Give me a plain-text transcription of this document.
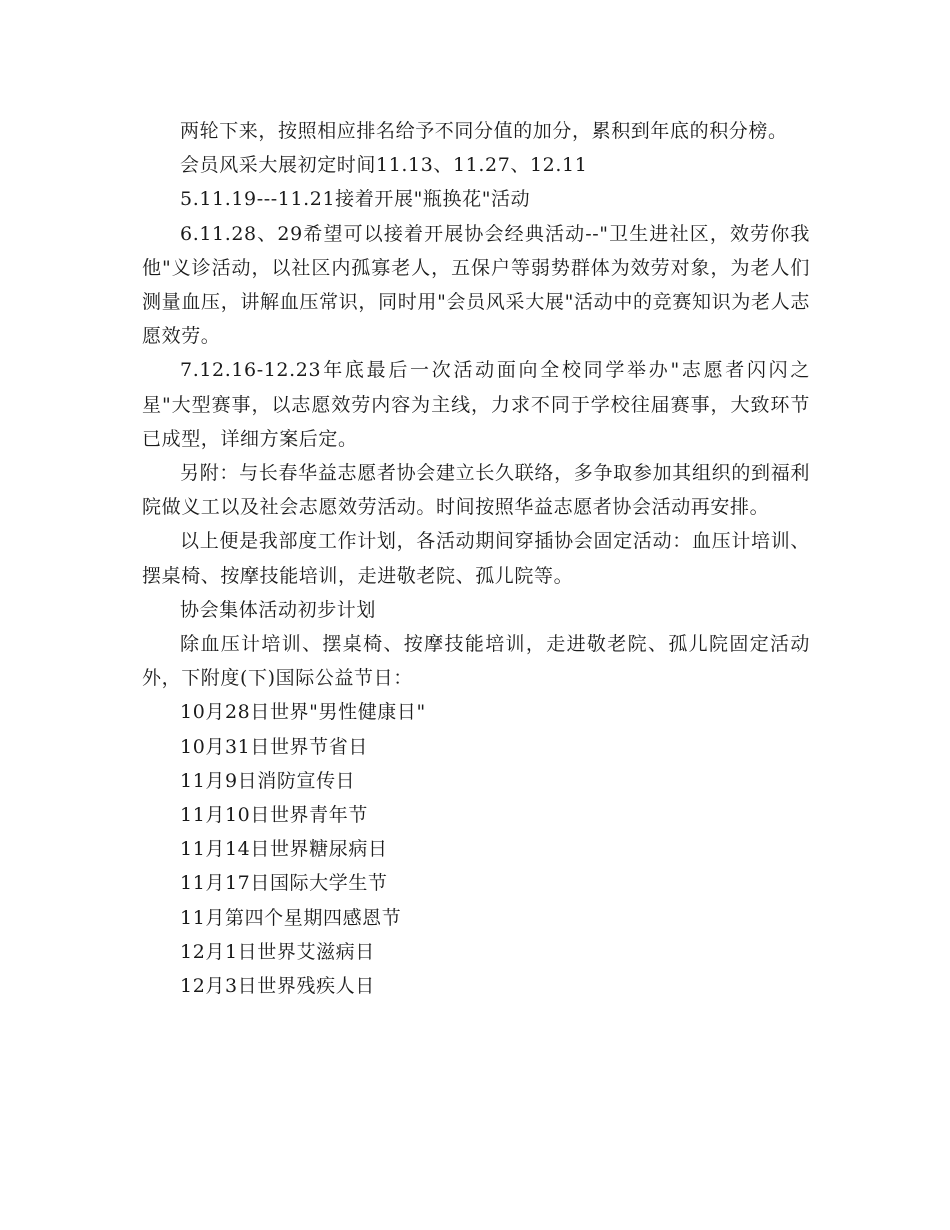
两轮下来，按照相应排名给予不同分值的加分，累积到年底的积分榜。

会员风采大展初定时间11.13、11.27、12.11

5.11.19---11.21接着开展"瓶换花"活动

6.11.28、29希望可以接着开展协会经典活动--"卫生进社区，效劳你我他"义诊活动，以社区内孤寡老人，五保户等弱势群体为效劳对象，为老人们测量血压，讲解血压常识，同时用"会员风采大展"活动中的竞赛知识为老人志愿效劳。

7.12.16-12.23年底最后一次活动面向全校同学举办"志愿者闪闪之星"大型赛事，以志愿效劳内容为主线，力求不同于学校往届赛事，大致环节已成型，详细方案后定。

另附：与长春华益志愿者协会建立长久联络，多争取参加其组织的到福利院做义工以及社会志愿效劳活动。时间按照华益志愿者协会活动再安排。

以上便是我部度工作计划，各活动期间穿插协会固定活动：血压计培训、摆桌椅、按摩技能培训，走进敬老院、孤儿院等。

协会集体活动初步计划

除血压计培训、摆桌椅、按摩技能培训，走进敬老院、孤儿院固定活动外，下附度(下)国际公益节日：

10月28日世界"男性健康日"

10月31日世界节省日

11月9日消防宣传日

11月10日世界青年节

11月14日世界糖尿病日

11月17日国际大学生节

11月第四个星期四感恩节

12月1日世界艾滋病日

12月3日世界残疾人日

> **WORK TO COMPLETE**
Leave out the pictures and retype every line above exactly.

> **FINISHED TASK**
Give me a plain-text transcription of this document.
两轮下来，按照相应排名给予不同分值的加分，累积到年底的积分榜。

会员风采大展初定时间11.13、11.27、12.11

5.11.19---11.21接着开展"瓶换花"活动

6.11.28、29希望可以接着开展协会经典活动--"卫生进社区，效劳你我他"义诊活动，以社区内孤寡老人，五保户等弱势群体为效劳对象，为老人们测量血压，讲解血压常识，同时用"会员风采大展"活动中的竞赛知识为老人志愿效劳。

7.12.16-12.23年底最后一次活动面向全校同学举办"志愿者闪闪之星"大型赛事，以志愿效劳内容为主线，力求不同于学校往届赛事，大致环节已成型，详细方案后定。

另附：与长春华益志愿者协会建立长久联络，多争取参加其组织的到福利院做义工以及社会志愿效劳活动。时间按照华益志愿者协会活动再安排。

以上便是我部度工作计划，各活动期间穿插协会固定活动：血压计培训、摆桌椅、按摩技能培训，走进敬老院、孤儿院等。

协会集体活动初步计划

除血压计培训、摆桌椅、按摩技能培训，走进敬老院、孤儿院固定活动外，下附度(下)国际公益节日：

10月28日世界"男性健康日"

10月31日世界节省日

11月9日消防宣传日

11月10日世界青年节

11月14日世界糖尿病日

11月17日国际大学生节

11月第四个星期四感恩节

12月1日世界艾滋病日

12月3日世界残疾人日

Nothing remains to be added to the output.